■ Job
Find the lines with "linear" in them and copy them out.

--- BEGIN ---

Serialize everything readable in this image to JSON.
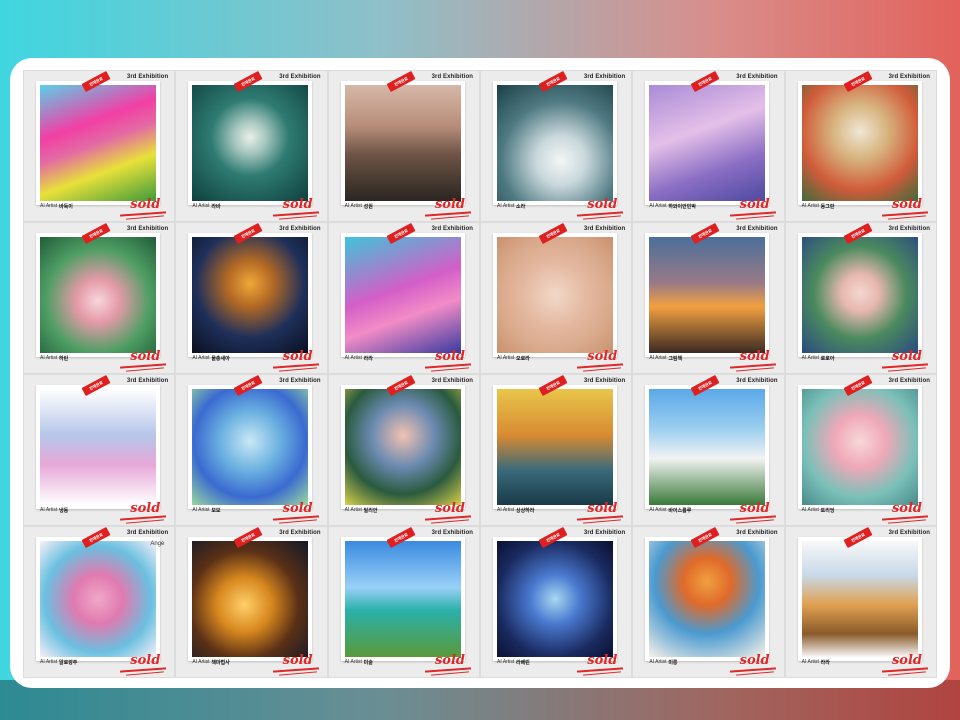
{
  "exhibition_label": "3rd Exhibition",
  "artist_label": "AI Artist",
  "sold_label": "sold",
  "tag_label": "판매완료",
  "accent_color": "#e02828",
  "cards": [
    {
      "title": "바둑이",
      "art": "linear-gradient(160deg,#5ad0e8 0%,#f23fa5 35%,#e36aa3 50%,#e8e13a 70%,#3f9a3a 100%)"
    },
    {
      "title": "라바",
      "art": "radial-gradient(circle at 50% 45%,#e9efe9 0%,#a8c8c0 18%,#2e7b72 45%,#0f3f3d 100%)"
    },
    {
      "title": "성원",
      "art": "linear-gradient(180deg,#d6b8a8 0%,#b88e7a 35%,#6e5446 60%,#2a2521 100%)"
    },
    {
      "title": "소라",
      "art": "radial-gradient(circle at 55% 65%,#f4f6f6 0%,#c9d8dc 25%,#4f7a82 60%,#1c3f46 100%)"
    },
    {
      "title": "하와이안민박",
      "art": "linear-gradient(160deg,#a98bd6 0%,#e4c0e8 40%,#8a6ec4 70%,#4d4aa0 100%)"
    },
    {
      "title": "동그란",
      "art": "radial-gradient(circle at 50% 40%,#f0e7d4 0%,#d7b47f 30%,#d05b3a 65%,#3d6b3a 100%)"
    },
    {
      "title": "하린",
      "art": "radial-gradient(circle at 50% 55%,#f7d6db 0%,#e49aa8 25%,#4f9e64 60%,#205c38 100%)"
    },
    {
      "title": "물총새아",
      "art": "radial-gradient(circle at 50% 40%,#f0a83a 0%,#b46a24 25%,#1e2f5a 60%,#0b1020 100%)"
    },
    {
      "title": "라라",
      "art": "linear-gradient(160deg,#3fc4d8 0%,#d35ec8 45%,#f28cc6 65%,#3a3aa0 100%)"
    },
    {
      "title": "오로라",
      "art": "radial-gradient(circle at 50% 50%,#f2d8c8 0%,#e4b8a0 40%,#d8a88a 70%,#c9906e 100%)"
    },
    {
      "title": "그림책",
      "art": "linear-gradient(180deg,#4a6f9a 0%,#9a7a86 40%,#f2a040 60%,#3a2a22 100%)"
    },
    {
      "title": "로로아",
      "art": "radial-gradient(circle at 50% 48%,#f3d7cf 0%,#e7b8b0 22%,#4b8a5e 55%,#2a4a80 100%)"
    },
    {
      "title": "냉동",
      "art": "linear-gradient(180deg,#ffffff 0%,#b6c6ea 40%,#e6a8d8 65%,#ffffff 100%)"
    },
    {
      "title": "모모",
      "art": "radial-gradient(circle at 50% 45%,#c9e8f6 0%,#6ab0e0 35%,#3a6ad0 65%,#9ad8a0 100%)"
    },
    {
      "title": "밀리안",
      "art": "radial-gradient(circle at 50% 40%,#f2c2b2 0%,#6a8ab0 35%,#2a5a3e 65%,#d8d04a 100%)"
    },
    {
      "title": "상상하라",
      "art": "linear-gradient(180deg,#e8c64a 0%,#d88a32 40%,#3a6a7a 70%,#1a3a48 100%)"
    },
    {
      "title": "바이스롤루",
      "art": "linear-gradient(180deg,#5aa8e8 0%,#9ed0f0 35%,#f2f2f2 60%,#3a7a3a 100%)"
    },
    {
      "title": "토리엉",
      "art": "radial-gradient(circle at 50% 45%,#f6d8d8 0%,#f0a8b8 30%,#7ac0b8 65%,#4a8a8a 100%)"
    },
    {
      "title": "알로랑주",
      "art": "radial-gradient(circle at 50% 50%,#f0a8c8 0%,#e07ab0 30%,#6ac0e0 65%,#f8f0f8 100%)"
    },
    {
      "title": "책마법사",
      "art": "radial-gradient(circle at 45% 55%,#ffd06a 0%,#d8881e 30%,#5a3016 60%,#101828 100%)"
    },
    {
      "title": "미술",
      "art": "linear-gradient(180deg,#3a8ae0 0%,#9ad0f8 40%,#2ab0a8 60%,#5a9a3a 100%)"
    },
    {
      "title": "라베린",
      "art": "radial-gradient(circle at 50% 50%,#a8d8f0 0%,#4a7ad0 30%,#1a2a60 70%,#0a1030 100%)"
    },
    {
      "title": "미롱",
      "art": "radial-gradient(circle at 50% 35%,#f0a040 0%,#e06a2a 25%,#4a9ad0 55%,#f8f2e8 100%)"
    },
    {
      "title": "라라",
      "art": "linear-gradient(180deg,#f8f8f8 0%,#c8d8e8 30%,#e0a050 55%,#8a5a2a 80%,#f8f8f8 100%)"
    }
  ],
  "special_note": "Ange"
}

--- END ---

■ Exercise solution
      "art": "linear-gradient(160deg,#5ad0e8 0%,#f23fa5 35%,#e36aa3 50%,#e8e13a 70%,#3f9a3a 100%)"
      "art": "linear-gradient(180deg,#d6b8a8 0%,#b88e7a 35%,#6e5446 60%,#2a2521 100%)"
      "art": "linear-gradient(160deg,#a98bd6 0%,#e4c0e8 40%,#8a6ec4 70%,#4d4aa0 100%)"
      "art": "linear-gradient(160deg,#3fc4d8 0%,#d35ec8 45%,#f28cc6 65%,#3a3aa0 100%)"
      "art": "linear-gradient(180deg,#4a6f9a 0%,#9a7a86 40%,#f2a040 60%,#3a2a22 100%)"
      "art": "linear-gradient(180deg,#ffffff 0%,#b6c6ea 40%,#e6a8d8 65%,#ffffff 100%)"
      "art": "linear-gradient(180deg,#e8c64a 0%,#d88a32 40%,#3a6a7a 70%,#1a3a48 100%)"
      "art": "linear-gradient(180deg,#5aa8e8 0%,#9ed0f0 35%,#f2f2f2 60%,#3a7a3a 100%)"
      "art": "linear-gradient(180deg,#3a8ae0 0%,#9ad0f8 40%,#2ab0a8 60%,#5a9a3a 100%)"
      "art": "linear-gradient(180deg,#f8f8f8 0%,#c8d8e8 30%,#e0a050 55%,#8a5a2a 80%,#f8f8f8 100%)"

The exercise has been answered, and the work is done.